What is asked
Your task is to reproduce the entries below word for word.

Exercise material
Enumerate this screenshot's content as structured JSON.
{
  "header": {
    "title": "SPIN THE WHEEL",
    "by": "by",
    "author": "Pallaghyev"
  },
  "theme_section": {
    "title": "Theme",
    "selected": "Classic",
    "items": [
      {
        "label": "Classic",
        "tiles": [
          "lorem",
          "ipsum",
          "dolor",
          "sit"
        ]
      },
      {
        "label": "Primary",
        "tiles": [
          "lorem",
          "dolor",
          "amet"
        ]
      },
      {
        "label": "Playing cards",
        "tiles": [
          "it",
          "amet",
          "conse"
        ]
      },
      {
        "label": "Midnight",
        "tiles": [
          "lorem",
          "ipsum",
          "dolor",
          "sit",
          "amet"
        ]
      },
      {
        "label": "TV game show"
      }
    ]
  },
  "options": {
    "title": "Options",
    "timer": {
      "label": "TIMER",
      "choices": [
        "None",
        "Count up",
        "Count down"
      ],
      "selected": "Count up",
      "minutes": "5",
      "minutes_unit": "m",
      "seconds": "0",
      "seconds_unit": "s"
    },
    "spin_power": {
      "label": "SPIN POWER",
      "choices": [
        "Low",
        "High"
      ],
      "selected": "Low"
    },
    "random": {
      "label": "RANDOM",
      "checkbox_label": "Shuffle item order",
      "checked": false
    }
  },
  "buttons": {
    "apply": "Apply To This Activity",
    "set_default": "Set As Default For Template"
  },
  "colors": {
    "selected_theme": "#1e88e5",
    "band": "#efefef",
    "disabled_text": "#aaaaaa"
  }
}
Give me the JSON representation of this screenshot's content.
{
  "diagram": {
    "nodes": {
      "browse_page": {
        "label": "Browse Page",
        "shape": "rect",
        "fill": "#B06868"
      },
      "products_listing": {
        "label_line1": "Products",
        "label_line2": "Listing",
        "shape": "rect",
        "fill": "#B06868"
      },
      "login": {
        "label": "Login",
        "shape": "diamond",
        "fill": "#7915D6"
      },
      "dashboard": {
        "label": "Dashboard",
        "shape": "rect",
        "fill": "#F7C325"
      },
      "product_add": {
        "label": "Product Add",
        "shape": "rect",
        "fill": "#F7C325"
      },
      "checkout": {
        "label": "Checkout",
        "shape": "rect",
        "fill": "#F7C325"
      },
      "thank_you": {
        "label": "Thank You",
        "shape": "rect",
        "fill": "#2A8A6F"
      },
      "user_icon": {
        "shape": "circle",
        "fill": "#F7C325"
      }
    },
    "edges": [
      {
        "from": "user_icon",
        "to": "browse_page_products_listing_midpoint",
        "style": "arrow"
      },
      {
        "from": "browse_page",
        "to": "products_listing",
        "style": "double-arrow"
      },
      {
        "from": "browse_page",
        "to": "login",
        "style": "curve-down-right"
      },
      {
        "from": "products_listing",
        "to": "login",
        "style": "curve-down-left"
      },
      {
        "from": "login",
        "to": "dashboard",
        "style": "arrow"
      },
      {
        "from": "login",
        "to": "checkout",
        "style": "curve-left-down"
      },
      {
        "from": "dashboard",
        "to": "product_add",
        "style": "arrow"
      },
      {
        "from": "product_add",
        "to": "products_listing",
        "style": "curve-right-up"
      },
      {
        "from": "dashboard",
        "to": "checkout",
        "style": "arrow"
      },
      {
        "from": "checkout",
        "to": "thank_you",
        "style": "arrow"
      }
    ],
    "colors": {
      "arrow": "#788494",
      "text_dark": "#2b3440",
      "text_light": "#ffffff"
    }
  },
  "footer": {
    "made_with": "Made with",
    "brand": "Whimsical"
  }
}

Output
Enumerate this screenshot's content as structured JSON.
{
  "header": {
    "title": "SPIN THE WHEEL",
    "by": "by",
    "author": "Pallaghyev"
  },
  "theme_section": {
    "title": "Theme",
    "selected": "Classic",
    "items": [
      {
        "label": "Classic",
        "tiles": [
          "lorem",
          "ipsum",
          "dolor",
          "sit"
        ]
      },
      {
        "label": "Primary",
        "tiles": [
          "lorem",
          "dolor",
          "amet"
        ]
      },
      {
        "label": "Playing cards",
        "tiles": [
          "it",
          "amet",
          "conse"
        ]
      },
      {
        "label": "Midnight",
        "tiles": [
          "lorem",
          "ipsum",
          "dolor",
          "sit",
          "amet"
        ]
      },
      {
        "label": "TV game show"
      }
    ]
  },
  "options": {
    "title": "Options",
    "timer": {
      "label": "TIMER",
      "choices": [
        "None",
        "Count up",
        "Count down"
      ],
      "selected": "Count up",
      "minutes": "5",
      "minutes_unit": "m",
      "seconds": "0",
      "seconds_unit": "s"
    },
    "spin_power": {
      "label": "SPIN POWER",
      "choices": [
        "Low",
        "High"
      ],
      "selected": "Low"
    },
    "random": {
      "label": "RANDOM",
      "checkbox_label": "Shuffle item order",
      "checked": false
    }
  },
  "buttons": {
    "apply": "Apply To This Activity",
    "set_default": "Set As Default For Template"
  },
  "colors": {
    "selected_theme": "#1e88e5",
    "band": "#efefef",
    "disabled_text": "#aaaaaa"
  }
}
Give me the JSON representation of this screenshot's content.
{
  "diagram": {
    "nodes": {
      "browse_page": {
        "label": "Browse Page",
        "shape": "rect",
        "fill": "#B06868"
      },
      "products_listing": {
        "label_line1": "Products",
        "label_line2": "Listing",
        "shape": "rect",
        "fill": "#B06868"
      },
      "login": {
        "label": "Login",
        "shape": "diamond",
        "fill": "#7915D6"
      },
      "dashboard": {
        "label": "Dashboard",
        "shape": "rect",
        "fill": "#F7C325"
      },
      "product_add": {
        "label": "Product Add",
        "shape": "rect",
        "fill": "#F7C325"
      },
      "checkout": {
        "label": "Checkout",
        "shape": "rect",
        "fill": "#F7C325"
      },
      "thank_you": {
        "label": "Thank You",
        "shape": "rect",
        "fill": "#2A8A6F"
      },
      "user_icon": {
        "shape": "circle",
        "fill": "#F7C325"
      }
    },
    "edges": [
      {
        "from": "user_icon",
        "to": "browse_page_products_listing_midpoint",
        "style": "arrow"
      },
      {
        "from": "browse_page",
        "to": "products_listing",
        "style": "double-arrow"
      },
      {
        "from": "browse_page",
        "to": "login",
        "style": "curve-down-right"
      },
      {
        "from": "products_listing",
        "to": "login",
        "style": "curve-down-left"
      },
      {
        "from": "login",
        "to": "dashboard",
        "style": "arrow"
      },
      {
        "from": "login",
        "to": "checkout",
        "style": "curve-left-down"
      },
      {
        "from": "dashboard",
        "to": "product_add",
        "style": "arrow"
      },
      {
        "from": "product_add",
        "to": "products_listing",
        "style": "curve-right-up"
      },
      {
        "from": "dashboard",
        "to": "checkout",
        "style": "arrow"
      },
      {
        "from": "checkout",
        "to": "thank_you",
        "style": "arrow"
      }
    ],
    "colors": {
      "arrow": "#788494",
      "text_dark": "#2b3440",
      "text_light": "#ffffff"
    }
  },
  "footer": {
    "made_with": "Made with",
    "brand": "Whimsical"
  }
}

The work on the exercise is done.